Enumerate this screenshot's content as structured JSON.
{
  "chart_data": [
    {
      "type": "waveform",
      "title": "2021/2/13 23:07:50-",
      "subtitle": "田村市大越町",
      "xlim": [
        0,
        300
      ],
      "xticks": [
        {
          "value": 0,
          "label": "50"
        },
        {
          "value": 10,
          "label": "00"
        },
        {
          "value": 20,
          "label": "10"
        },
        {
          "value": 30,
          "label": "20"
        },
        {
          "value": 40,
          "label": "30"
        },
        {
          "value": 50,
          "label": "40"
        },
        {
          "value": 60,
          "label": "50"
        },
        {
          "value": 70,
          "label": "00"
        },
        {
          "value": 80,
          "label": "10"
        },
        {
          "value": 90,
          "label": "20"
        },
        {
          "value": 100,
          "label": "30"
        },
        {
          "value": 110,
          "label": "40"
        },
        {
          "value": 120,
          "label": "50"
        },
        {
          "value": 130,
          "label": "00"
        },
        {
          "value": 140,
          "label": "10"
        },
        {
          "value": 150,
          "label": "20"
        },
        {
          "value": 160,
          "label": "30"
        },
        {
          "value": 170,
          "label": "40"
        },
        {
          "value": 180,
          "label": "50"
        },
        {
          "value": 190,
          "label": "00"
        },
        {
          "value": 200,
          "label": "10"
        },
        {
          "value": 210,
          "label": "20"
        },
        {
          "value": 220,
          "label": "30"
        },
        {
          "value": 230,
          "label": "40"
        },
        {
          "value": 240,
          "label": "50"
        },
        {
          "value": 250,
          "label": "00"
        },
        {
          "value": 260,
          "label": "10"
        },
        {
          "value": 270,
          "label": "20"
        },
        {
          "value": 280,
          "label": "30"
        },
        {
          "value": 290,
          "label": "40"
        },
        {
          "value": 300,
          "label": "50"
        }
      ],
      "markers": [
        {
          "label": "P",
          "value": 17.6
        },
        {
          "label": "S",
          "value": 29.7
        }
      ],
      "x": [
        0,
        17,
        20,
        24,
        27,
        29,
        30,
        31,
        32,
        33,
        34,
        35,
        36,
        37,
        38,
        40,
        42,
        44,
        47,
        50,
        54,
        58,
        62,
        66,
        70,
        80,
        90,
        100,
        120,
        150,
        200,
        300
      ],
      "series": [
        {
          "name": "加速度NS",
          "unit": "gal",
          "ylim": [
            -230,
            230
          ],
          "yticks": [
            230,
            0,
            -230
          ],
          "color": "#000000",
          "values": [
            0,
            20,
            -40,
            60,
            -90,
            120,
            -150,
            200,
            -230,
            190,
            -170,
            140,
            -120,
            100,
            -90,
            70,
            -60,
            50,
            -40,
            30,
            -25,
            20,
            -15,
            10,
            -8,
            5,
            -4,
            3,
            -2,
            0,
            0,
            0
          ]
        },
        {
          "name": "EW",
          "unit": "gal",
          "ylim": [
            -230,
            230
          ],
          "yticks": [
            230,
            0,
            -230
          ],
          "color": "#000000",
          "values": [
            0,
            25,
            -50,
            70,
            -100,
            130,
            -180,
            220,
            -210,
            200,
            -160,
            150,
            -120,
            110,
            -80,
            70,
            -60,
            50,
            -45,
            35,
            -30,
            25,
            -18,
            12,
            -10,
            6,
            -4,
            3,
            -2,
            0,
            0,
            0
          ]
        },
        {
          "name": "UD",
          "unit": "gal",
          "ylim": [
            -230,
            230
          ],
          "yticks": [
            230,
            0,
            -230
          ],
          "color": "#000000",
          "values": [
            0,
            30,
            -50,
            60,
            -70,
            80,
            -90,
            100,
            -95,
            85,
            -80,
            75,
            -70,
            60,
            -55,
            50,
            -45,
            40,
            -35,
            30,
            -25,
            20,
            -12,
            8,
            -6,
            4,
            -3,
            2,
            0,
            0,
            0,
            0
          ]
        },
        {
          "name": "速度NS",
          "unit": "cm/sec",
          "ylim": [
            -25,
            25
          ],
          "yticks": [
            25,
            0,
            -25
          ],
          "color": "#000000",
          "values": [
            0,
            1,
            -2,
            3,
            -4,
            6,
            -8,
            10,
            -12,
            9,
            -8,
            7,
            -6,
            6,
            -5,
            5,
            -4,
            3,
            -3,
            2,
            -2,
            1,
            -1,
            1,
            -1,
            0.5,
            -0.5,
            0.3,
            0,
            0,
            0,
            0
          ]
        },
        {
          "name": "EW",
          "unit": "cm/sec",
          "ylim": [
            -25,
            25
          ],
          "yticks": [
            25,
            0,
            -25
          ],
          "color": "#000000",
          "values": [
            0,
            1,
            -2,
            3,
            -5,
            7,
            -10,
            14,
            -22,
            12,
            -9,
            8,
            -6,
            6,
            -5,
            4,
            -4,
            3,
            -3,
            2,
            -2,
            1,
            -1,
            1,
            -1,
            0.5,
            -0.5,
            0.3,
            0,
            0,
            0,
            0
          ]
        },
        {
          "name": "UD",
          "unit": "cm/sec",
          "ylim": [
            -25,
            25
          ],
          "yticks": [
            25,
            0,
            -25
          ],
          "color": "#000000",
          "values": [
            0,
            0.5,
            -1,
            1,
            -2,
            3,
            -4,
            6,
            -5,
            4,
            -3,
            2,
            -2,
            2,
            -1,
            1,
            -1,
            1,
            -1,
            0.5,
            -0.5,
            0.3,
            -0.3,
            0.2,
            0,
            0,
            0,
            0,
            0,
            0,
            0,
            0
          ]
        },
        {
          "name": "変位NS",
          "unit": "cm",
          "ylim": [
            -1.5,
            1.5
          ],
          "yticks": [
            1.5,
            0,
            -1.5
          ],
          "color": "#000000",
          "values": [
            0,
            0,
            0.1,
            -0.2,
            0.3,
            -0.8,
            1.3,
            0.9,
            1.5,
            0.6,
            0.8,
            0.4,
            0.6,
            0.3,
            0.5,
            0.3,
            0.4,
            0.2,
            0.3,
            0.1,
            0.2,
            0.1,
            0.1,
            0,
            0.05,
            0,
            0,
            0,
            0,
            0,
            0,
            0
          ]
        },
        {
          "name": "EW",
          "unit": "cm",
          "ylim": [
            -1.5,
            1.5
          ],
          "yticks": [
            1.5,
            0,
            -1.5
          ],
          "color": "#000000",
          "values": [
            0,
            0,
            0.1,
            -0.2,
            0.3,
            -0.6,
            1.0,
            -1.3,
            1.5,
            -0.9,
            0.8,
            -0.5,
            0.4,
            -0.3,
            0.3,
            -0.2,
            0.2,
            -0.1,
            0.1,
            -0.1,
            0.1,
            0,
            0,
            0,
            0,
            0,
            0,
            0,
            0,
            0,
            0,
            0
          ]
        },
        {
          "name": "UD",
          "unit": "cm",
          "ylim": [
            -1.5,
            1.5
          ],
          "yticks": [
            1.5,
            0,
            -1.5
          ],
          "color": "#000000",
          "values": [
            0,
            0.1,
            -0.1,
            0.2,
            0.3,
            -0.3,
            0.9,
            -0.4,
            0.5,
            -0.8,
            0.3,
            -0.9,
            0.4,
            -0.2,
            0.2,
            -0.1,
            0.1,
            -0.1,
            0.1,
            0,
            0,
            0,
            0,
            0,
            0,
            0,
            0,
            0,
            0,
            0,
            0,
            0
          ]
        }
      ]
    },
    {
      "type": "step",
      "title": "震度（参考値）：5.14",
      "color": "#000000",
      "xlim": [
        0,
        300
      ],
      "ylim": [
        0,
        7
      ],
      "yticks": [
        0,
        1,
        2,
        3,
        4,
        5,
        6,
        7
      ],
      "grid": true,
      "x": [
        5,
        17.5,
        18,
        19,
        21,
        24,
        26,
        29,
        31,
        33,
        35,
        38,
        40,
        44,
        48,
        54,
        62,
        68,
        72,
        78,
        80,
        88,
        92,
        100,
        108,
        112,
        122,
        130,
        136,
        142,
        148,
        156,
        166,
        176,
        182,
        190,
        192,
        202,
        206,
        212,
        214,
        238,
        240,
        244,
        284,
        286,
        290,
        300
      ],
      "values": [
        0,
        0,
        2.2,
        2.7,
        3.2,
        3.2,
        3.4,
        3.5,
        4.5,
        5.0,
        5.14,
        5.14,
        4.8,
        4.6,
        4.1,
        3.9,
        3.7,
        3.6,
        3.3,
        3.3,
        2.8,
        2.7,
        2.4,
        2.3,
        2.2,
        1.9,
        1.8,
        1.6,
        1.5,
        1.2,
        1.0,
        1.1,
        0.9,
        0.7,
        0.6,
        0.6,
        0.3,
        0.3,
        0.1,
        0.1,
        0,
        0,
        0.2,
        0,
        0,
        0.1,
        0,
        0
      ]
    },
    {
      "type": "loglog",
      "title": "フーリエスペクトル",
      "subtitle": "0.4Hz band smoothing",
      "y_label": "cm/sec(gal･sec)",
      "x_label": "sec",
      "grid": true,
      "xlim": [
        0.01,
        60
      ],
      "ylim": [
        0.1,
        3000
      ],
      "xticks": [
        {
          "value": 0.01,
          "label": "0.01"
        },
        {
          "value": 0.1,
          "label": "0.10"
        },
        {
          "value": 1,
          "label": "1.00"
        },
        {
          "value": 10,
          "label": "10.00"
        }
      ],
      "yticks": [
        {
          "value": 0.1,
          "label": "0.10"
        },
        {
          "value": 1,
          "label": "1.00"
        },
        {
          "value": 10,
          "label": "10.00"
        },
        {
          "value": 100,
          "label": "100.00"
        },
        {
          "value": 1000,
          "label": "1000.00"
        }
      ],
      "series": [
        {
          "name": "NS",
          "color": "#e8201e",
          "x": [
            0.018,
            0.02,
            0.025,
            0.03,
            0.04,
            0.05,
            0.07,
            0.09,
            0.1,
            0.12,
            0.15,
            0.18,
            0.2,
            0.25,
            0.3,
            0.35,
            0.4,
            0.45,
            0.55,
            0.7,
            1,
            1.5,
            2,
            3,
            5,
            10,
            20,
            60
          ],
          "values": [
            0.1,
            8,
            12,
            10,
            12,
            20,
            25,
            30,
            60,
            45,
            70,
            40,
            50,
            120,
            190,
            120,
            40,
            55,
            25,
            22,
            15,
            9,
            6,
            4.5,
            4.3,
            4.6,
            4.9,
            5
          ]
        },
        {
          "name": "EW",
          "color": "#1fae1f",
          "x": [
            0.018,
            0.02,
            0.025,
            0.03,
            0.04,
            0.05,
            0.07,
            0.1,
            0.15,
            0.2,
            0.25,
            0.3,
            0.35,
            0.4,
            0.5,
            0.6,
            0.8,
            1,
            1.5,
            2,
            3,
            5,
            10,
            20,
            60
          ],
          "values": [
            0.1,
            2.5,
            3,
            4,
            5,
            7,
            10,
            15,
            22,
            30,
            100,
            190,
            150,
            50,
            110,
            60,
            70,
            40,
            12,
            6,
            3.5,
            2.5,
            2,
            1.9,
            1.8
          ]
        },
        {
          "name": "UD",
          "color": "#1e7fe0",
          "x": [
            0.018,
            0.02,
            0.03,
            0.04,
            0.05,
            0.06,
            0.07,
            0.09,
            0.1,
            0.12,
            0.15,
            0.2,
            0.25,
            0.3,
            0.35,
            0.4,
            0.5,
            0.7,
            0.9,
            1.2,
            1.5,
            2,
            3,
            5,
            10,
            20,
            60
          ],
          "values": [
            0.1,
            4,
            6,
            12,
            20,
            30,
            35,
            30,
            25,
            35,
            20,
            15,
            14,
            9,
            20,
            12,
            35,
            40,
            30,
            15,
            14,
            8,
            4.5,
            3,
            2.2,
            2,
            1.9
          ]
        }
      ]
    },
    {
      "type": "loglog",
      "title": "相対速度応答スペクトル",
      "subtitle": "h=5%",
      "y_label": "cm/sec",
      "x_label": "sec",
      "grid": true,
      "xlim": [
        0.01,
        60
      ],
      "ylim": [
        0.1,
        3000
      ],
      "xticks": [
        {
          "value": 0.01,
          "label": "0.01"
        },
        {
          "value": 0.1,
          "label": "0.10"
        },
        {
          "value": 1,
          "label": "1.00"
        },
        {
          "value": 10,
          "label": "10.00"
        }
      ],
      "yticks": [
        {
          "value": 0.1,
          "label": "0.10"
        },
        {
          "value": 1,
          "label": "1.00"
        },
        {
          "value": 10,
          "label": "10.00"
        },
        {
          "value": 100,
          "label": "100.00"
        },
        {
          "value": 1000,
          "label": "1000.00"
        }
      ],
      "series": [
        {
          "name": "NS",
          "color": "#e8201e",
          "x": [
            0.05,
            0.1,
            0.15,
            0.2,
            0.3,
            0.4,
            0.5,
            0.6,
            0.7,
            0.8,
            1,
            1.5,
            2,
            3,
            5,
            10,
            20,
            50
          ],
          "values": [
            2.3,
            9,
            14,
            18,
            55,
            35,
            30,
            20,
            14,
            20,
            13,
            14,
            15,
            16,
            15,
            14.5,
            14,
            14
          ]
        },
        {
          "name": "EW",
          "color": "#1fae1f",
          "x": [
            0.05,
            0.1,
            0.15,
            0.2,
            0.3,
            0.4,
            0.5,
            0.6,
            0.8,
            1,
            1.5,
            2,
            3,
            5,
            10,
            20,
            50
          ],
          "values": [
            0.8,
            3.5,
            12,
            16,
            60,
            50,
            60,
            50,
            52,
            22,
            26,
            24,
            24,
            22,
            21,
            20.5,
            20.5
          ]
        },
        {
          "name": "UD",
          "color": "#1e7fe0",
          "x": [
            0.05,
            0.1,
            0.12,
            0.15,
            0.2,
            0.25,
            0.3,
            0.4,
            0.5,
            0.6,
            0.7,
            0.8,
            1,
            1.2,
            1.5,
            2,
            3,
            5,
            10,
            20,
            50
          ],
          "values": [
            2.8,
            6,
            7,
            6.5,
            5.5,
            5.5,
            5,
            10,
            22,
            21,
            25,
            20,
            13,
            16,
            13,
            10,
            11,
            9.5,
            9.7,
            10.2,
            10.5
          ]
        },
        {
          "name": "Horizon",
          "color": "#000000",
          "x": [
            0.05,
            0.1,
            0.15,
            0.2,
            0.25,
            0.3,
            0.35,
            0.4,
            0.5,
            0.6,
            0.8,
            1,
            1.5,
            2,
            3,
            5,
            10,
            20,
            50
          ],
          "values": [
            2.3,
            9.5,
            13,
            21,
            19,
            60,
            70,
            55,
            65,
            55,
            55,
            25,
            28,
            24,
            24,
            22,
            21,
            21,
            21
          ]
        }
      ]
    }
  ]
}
________________________________________
Filter the records above and return every line that holds the word "subtitle".

      "subtitle": "田村市大越町",
      "subtitle": "0.4Hz band smoothing",
      "subtitle": "h=5%",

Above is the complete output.